======== Raw data

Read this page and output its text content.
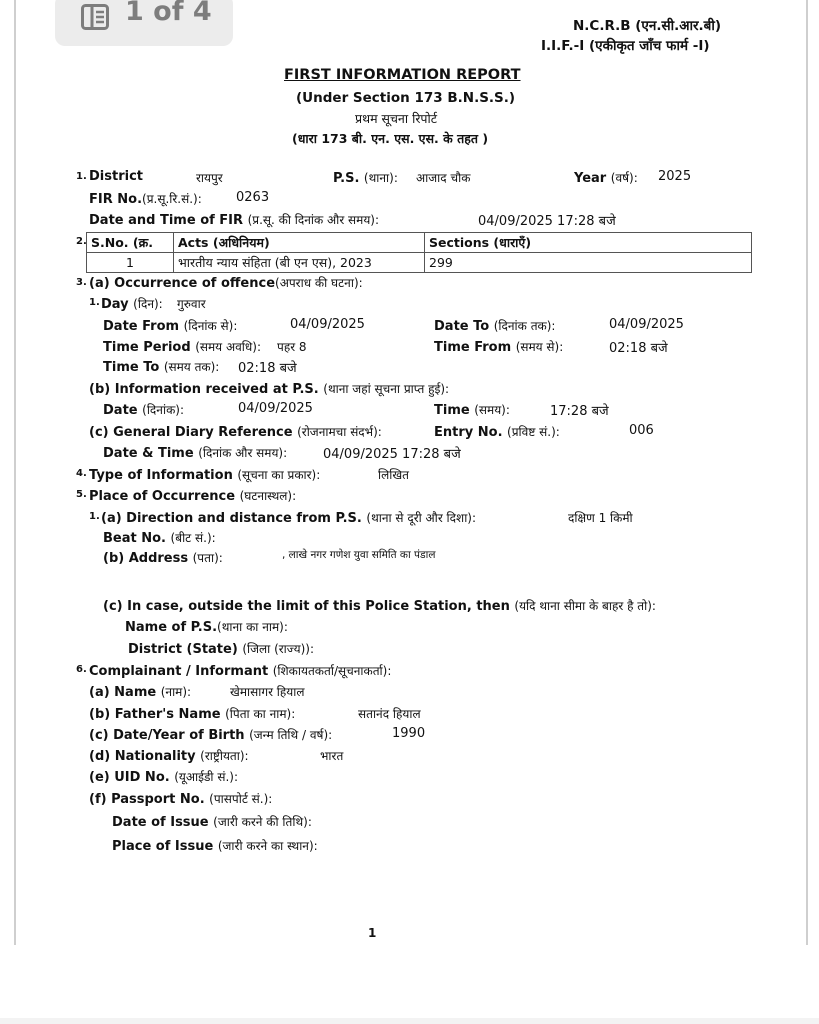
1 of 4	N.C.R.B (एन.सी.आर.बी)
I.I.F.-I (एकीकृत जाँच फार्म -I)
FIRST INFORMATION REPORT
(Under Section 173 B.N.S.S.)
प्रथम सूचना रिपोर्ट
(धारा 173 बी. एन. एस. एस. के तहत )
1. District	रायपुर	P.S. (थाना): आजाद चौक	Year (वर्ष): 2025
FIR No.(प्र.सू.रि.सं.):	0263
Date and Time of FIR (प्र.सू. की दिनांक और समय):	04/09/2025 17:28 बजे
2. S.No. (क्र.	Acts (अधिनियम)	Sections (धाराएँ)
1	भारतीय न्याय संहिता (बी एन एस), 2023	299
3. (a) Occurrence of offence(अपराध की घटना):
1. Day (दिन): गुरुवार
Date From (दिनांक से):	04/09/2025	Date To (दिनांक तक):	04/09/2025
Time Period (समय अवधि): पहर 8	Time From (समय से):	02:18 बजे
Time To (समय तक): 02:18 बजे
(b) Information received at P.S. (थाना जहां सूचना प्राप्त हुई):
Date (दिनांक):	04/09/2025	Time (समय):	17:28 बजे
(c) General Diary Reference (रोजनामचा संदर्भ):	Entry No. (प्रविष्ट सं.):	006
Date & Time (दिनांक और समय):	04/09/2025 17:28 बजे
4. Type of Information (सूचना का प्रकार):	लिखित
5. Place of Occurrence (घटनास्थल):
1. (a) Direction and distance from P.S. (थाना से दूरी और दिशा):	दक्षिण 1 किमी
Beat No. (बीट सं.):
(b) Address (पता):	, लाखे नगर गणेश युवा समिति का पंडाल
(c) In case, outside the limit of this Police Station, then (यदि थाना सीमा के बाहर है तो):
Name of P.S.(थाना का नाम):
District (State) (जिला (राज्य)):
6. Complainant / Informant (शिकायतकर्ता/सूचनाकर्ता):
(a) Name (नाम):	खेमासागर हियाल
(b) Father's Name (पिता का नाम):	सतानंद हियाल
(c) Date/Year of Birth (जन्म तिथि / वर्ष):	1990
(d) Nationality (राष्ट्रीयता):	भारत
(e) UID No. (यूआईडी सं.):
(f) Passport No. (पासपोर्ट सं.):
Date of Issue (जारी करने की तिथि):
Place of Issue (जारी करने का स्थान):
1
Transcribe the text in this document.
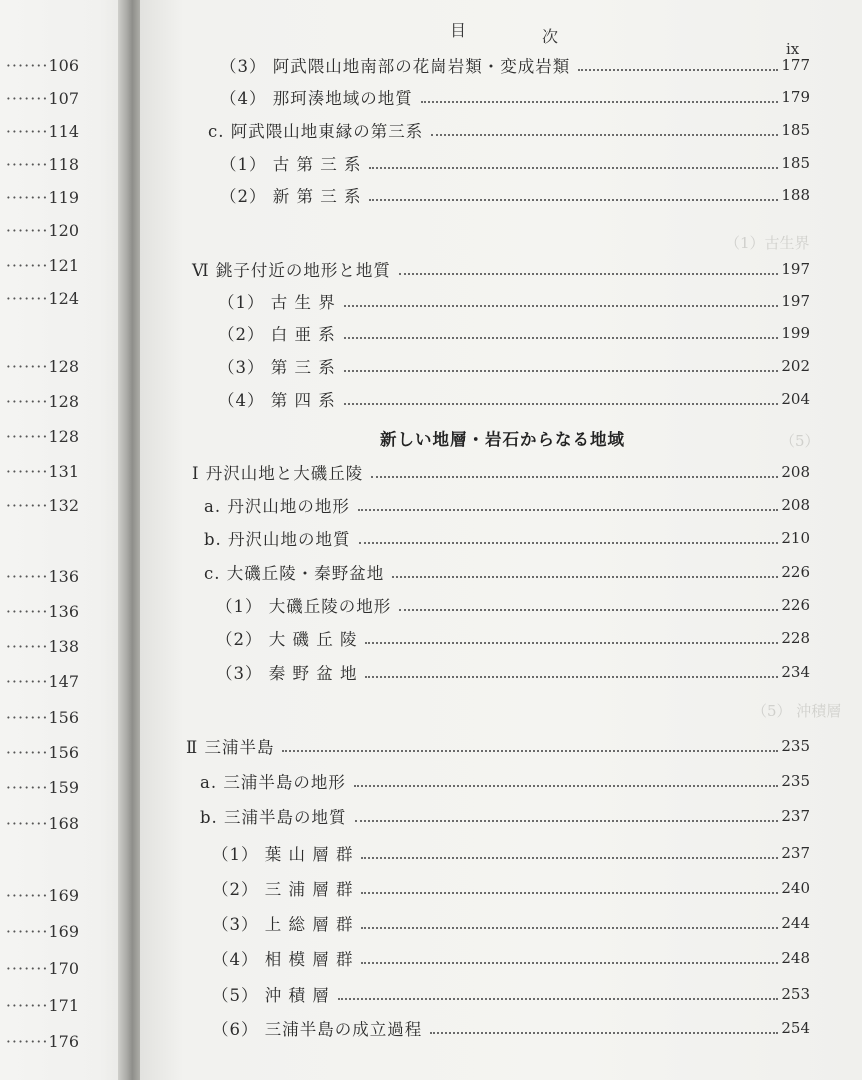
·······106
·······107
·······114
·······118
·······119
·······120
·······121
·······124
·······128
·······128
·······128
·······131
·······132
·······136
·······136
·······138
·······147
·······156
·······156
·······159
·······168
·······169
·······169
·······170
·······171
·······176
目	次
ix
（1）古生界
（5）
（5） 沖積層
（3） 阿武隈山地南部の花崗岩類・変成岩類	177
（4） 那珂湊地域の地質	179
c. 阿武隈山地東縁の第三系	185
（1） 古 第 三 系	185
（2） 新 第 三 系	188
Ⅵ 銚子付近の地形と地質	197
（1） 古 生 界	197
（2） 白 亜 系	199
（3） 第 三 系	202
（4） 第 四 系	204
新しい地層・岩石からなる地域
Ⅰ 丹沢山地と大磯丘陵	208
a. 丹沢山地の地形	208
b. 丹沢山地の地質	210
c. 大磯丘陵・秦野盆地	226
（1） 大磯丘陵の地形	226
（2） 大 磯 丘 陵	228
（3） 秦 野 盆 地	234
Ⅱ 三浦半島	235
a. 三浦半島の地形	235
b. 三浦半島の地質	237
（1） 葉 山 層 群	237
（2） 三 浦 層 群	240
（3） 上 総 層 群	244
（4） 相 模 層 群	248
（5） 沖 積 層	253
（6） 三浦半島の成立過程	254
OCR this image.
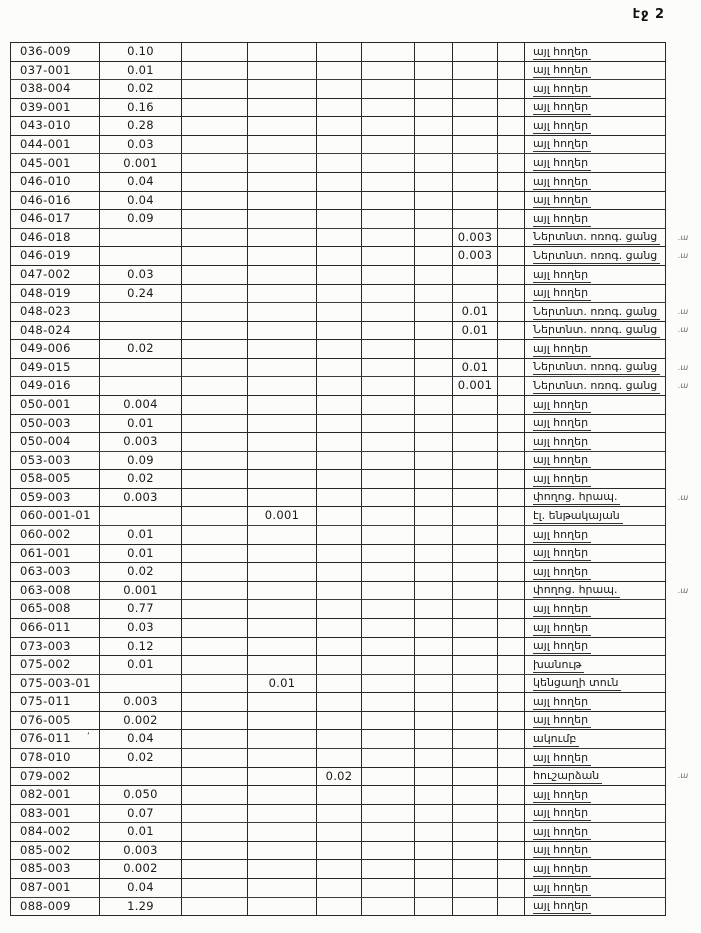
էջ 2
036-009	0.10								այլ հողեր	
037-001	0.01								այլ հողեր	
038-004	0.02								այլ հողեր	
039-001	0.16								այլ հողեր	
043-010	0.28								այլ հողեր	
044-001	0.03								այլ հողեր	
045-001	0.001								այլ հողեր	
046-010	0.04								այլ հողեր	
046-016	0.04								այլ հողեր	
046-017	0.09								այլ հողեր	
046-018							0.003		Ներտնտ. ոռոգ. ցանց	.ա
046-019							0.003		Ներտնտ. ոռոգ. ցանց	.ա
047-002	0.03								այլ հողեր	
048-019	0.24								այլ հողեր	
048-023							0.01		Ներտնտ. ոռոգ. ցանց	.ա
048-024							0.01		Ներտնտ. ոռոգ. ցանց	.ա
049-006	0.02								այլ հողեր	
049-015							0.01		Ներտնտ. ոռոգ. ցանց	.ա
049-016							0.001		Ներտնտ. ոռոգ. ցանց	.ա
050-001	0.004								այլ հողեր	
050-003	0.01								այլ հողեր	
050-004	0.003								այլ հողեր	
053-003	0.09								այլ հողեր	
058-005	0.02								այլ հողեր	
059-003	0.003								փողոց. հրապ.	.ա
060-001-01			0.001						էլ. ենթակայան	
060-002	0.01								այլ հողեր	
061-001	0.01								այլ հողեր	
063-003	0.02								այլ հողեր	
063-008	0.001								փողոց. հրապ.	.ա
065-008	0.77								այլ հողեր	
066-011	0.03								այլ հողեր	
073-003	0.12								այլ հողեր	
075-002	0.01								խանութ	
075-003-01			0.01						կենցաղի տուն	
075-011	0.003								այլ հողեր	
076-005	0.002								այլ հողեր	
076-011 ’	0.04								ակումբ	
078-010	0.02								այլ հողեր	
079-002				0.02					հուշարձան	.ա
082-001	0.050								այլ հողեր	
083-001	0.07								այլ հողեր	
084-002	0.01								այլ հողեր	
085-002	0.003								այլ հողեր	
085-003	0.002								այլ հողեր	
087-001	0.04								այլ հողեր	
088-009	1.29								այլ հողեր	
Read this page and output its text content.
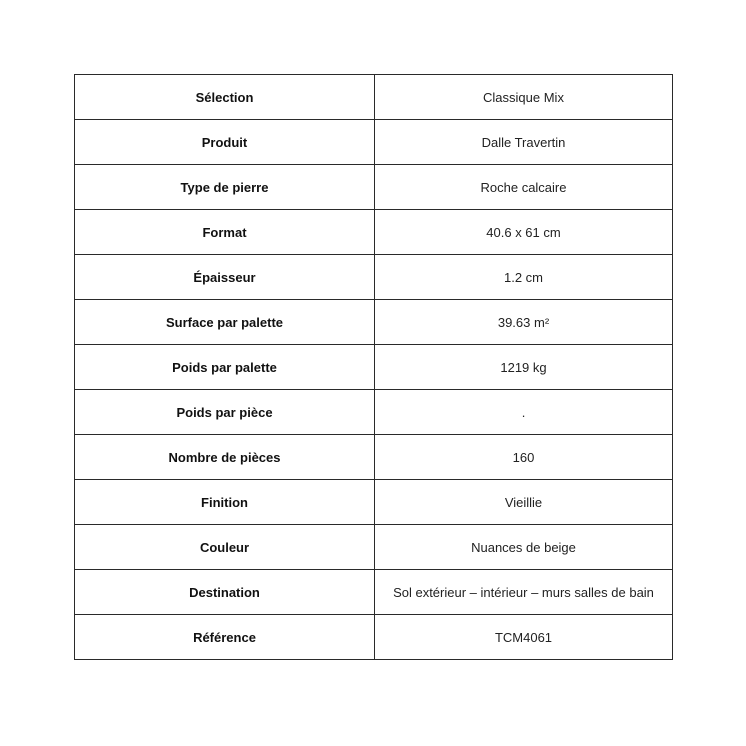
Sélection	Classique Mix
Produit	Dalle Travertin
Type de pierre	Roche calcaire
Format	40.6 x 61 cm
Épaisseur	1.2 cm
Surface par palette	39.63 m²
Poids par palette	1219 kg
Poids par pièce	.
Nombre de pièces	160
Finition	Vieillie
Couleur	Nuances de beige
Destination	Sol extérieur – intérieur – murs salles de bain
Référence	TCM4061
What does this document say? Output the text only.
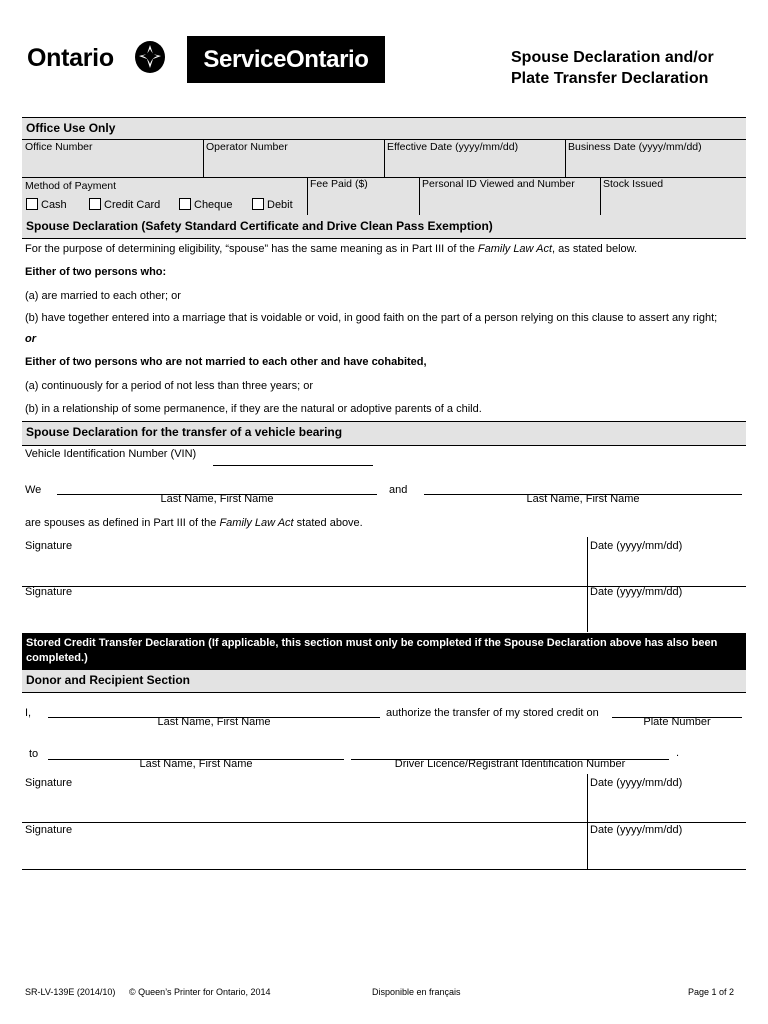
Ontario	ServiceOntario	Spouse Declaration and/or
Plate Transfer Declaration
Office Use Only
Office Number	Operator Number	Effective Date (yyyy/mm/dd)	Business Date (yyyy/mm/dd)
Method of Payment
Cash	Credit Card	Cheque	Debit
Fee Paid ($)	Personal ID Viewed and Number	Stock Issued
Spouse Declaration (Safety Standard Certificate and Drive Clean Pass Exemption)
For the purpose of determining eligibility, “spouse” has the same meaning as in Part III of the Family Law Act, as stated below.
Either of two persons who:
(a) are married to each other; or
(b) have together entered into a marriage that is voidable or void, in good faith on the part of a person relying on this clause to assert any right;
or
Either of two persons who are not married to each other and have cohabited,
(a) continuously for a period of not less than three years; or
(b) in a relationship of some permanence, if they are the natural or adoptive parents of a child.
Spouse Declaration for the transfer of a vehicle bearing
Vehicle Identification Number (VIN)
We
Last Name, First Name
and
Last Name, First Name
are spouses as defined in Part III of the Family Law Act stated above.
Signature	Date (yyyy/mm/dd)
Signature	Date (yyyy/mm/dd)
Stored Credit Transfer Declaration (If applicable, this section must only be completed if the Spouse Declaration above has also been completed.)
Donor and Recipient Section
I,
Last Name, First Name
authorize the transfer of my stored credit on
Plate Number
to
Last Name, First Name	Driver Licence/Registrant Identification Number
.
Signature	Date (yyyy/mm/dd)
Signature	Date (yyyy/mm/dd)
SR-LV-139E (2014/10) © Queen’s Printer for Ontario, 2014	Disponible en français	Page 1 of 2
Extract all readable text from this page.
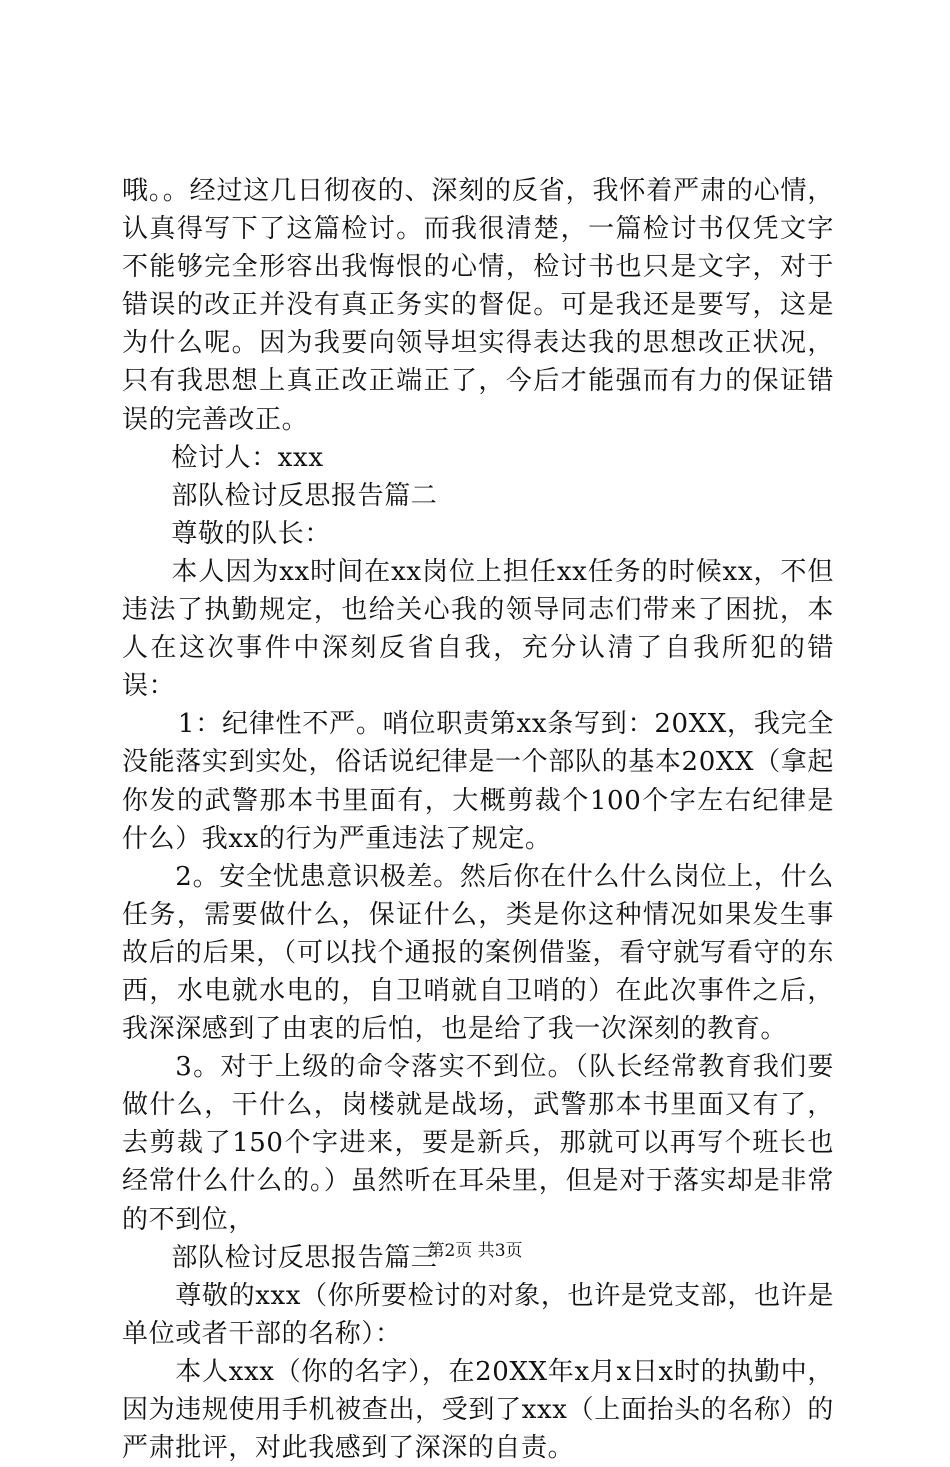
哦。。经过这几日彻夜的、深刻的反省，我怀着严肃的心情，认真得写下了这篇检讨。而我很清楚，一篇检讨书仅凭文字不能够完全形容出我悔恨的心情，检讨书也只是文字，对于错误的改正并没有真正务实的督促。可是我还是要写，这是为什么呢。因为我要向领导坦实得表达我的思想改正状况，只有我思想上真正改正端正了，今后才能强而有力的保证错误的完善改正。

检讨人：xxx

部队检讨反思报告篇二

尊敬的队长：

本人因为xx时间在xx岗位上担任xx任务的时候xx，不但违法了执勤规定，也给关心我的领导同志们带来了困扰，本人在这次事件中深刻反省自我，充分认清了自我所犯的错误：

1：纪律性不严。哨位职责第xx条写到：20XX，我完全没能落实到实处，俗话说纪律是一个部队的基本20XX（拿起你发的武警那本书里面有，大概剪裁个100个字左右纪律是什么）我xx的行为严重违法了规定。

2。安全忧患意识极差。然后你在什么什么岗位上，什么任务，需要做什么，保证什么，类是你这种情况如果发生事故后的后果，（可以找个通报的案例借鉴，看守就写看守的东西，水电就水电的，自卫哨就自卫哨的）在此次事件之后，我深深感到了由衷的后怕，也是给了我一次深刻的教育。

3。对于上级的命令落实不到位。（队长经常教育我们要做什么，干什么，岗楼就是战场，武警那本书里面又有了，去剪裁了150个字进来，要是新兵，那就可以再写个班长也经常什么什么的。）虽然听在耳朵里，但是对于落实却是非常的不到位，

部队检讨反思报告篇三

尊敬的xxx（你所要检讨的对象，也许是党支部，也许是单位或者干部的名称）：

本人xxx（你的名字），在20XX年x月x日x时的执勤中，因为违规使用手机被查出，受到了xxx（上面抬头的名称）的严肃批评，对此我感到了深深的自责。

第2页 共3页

================

Above are entries; state the number of lines among them that contain "Time", and nothing else.

▶ _Answer to this exercise_
5